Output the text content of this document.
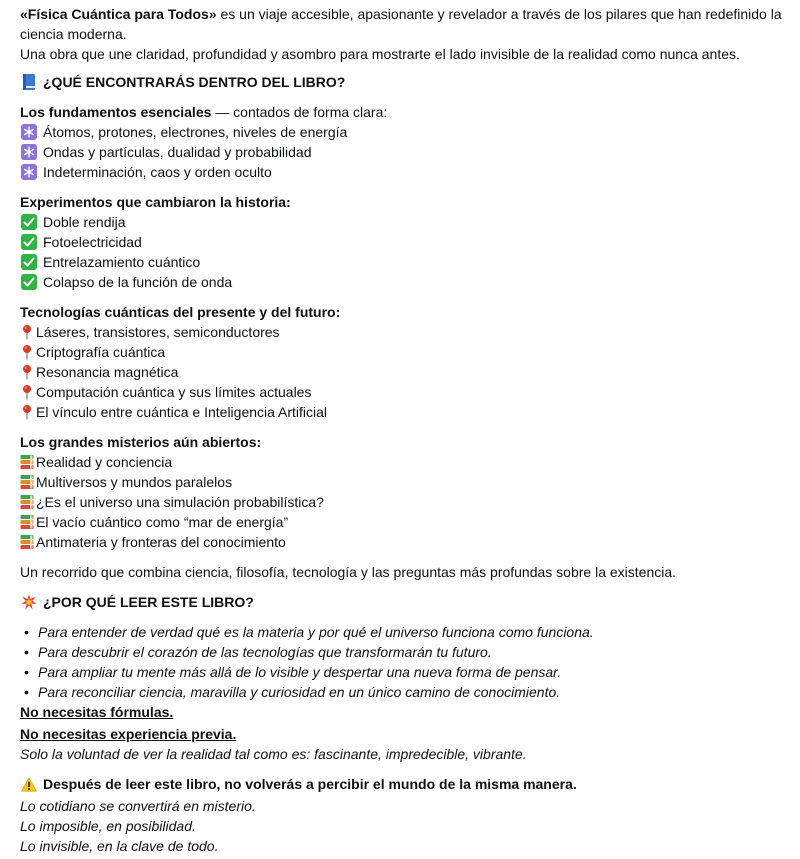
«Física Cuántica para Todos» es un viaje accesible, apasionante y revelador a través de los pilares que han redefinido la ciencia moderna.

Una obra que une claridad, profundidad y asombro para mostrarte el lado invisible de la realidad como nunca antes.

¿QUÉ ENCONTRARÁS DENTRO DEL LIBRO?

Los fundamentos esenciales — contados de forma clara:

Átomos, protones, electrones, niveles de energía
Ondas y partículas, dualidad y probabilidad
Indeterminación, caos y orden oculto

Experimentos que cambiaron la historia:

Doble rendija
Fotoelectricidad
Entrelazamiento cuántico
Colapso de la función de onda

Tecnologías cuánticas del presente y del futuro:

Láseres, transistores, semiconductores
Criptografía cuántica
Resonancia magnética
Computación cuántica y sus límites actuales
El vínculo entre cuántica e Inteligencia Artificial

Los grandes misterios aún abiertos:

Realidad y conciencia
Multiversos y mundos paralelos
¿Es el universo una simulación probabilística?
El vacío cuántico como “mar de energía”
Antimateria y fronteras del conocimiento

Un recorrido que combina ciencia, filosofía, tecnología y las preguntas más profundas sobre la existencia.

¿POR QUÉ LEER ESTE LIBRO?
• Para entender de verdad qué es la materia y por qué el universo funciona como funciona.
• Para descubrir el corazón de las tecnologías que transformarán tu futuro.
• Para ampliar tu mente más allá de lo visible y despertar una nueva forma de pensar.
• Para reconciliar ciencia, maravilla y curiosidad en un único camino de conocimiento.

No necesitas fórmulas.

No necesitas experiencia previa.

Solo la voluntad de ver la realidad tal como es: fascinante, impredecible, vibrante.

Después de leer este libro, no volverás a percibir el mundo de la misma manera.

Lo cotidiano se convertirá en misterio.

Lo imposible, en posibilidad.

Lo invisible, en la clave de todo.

__________________________________________________

* **Task description**:
In your copy, leave out the pictures and reproduce the material above exactly.

* **Complete response**:
Output the text content of this document.
«Física Cuántica para Todos» es un viaje accesible, apasionante y revelador a través de los pilares que han redefinido la ciencia moderna.

Una obra que une claridad, profundidad y asombro para mostrarte el lado invisible de la realidad como nunca antes.

¿QUÉ ENCONTRARÁS DENTRO DEL LIBRO?

Los fundamentos esenciales — contados de forma clara:

Átomos, protones, electrones, niveles de energía
Ondas y partículas, dualidad y probabilidad
Indeterminación, caos y orden oculto

Experimentos que cambiaron la historia:

Doble rendija
Fotoelectricidad
Entrelazamiento cuántico
Colapso de la función de onda

Tecnologías cuánticas del presente y del futuro:

Láseres, transistores, semiconductores
Criptografía cuántica
Resonancia magnética
Computación cuántica y sus límites actuales
El vínculo entre cuántica e Inteligencia Artificial

Los grandes misterios aún abiertos:

Realidad y conciencia
Multiversos y mundos paralelos
¿Es el universo una simulación probabilística?
El vacío cuántico como “mar de energía”
Antimateria y fronteras del conocimiento

Un recorrido que combina ciencia, filosofía, tecnología y las preguntas más profundas sobre la existencia.

¿POR QUÉ LEER ESTE LIBRO?
• Para entender de verdad qué es la materia y por qué el universo funciona como funciona.
• Para descubrir el corazón de las tecnologías que transformarán tu futuro.
• Para ampliar tu mente más allá de lo visible y despertar una nueva forma de pensar.
• Para reconciliar ciencia, maravilla y curiosidad en un único camino de conocimiento.

No necesitas fórmulas.

No necesitas experiencia previa.

Solo la voluntad de ver la realidad tal como es: fascinante, impredecible, vibrante.

Después de leer este libro, no volverás a percibir el mundo de la misma manera.

Lo cotidiano se convertirá en misterio.

Lo imposible, en posibilidad.

Lo invisible, en la clave de todo.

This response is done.